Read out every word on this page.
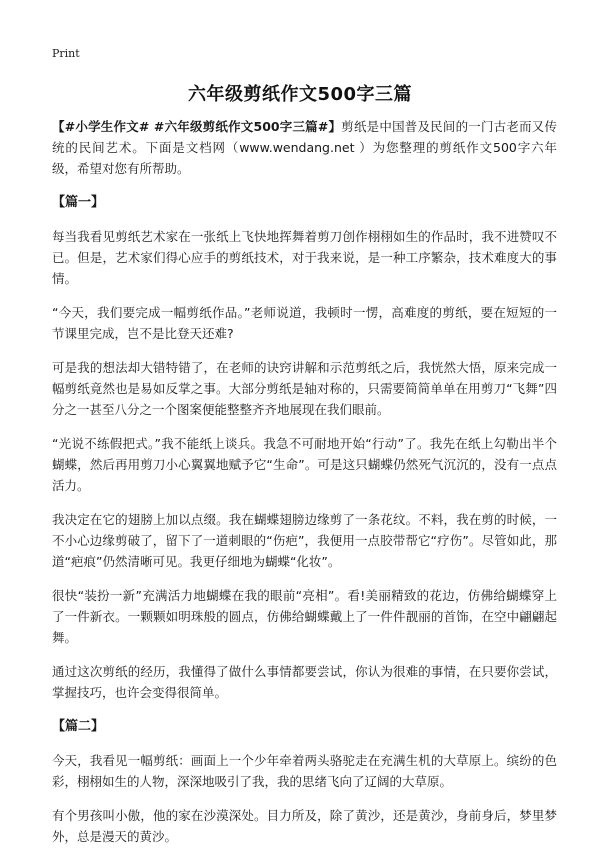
Print
六年级剪纸作文500字三篇

【#小学生作文# #六年级剪纸作文500字三篇#】剪纸是中国普及民间的一门古老而又传统的民间艺术。下面是文档网（www.wendang.net ）为您整理的剪纸作文500字六年级，希望对您有所帮助。

【篇一】

每当我看见剪纸艺术家在一张纸上飞快地挥舞着剪刀创作栩栩如生的作品时，我不进赞叹不已。但是，艺术家们得心应手的剪纸技术，对于我来说，是一种工序繁杂，技术难度大的事情。

“今天，我们要完成一幅剪纸作品。”老师说道，我顿时一愣，高难度的剪纸，要在短短的一节课里完成，岂不是比登天还难?

可是我的想法却大错特错了，在老师的诀窍讲解和示范剪纸之后，我恍然大悟，原来完成一幅剪纸竟然也是易如反掌之事。大部分剪纸是轴对称的，只需要简简单单在用剪刀“飞舞”四分之一甚至八分之一个图案便能整整齐齐地展现在我们眼前。

“光说不练假把式。”我不能纸上谈兵。我急不可耐地开始“行动”了。我先在纸上勾勒出半个蝴蝶，然后再用剪刀小心翼翼地赋予它“生命”。可是这只蝴蝶仍然死气沉沉的，没有一点点活力。

我决定在它的翅膀上加以点缀。我在蝴蝶翅膀边缘剪了一条花纹。不料，我在剪的时候，一不小心边缘剪破了，留下了一道刺眼的“伤疤”，我便用一点胶带帮它“疗伤”。尽管如此，那道“疤痕”仍然清晰可见。我更仔细地为蝴蝶“化妆”。

很快“装扮一新”充满活力地蝴蝶在我的眼前“亮相”。看!美丽精致的花边，仿佛给蝴蝶穿上了一件新衣。一颗颗如明珠般的圆点，仿佛给蝴蝶戴上了一件件靓丽的首饰，在空中翩翩起舞。

通过这次剪纸的经历，我懂得了做什么事情都要尝试，你认为很难的事情，在只要你尝试，掌握技巧，也许会变得很简单。

【篇二】

今天，我看见一幅剪纸：画面上一个少年牵着两头骆驼走在充满生机的大草原上。缤纷的色彩，栩栩如生的人物，深深地吸引了我，我的思绪飞向了辽阔的大草原。

有个男孩叫小傲，他的家在沙漠深处。目力所及，除了黄沙，还是黄沙，身前身后，梦里梦外，总是漫天的黄沙。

◆ ◆ ◆ ◆ ◆

* **TASK DETAILS**
Repeat each record exactly, with the pictures left out.

* **WRITTEN REPLY**
Read out every word on this page.
Print
六年级剪纸作文500字三篇

【#小学生作文# #六年级剪纸作文500字三篇#】剪纸是中国普及民间的一门古老而又传统的民间艺术。下面是文档网（www.wendang.net ）为您整理的剪纸作文500字六年级，希望对您有所帮助。

【篇一】

每当我看见剪纸艺术家在一张纸上飞快地挥舞着剪刀创作栩栩如生的作品时，我不进赞叹不已。但是，艺术家们得心应手的剪纸技术，对于我来说，是一种工序繁杂，技术难度大的事情。

“今天，我们要完成一幅剪纸作品。”老师说道，我顿时一愣，高难度的剪纸，要在短短的一节课里完成，岂不是比登天还难?

可是我的想法却大错特错了，在老师的诀窍讲解和示范剪纸之后，我恍然大悟，原来完成一幅剪纸竟然也是易如反掌之事。大部分剪纸是轴对称的，只需要简简单单在用剪刀“飞舞”四分之一甚至八分之一个图案便能整整齐齐地展现在我们眼前。

“光说不练假把式。”我不能纸上谈兵。我急不可耐地开始“行动”了。我先在纸上勾勒出半个蝴蝶，然后再用剪刀小心翼翼地赋予它“生命”。可是这只蝴蝶仍然死气沉沉的，没有一点点活力。

我决定在它的翅膀上加以点缀。我在蝴蝶翅膀边缘剪了一条花纹。不料，我在剪的时候，一不小心边缘剪破了，留下了一道刺眼的“伤疤”，我便用一点胶带帮它“疗伤”。尽管如此，那道“疤痕”仍然清晰可见。我更仔细地为蝴蝶“化妆”。

很快“装扮一新”充满活力地蝴蝶在我的眼前“亮相”。看!美丽精致的花边，仿佛给蝴蝶穿上了一件新衣。一颗颗如明珠般的圆点，仿佛给蝴蝶戴上了一件件靓丽的首饰，在空中翩翩起舞。

通过这次剪纸的经历，我懂得了做什么事情都要尝试，你认为很难的事情，在只要你尝试，掌握技巧，也许会变得很简单。

【篇二】

今天，我看见一幅剪纸：画面上一个少年牵着两头骆驼走在充满生机的大草原上。缤纷的色彩，栩栩如生的人物，深深地吸引了我，我的思绪飞向了辽阔的大草原。

有个男孩叫小傲，他的家在沙漠深处。目力所及，除了黄沙，还是黄沙，身前身后，梦里梦外，总是漫天的黄沙。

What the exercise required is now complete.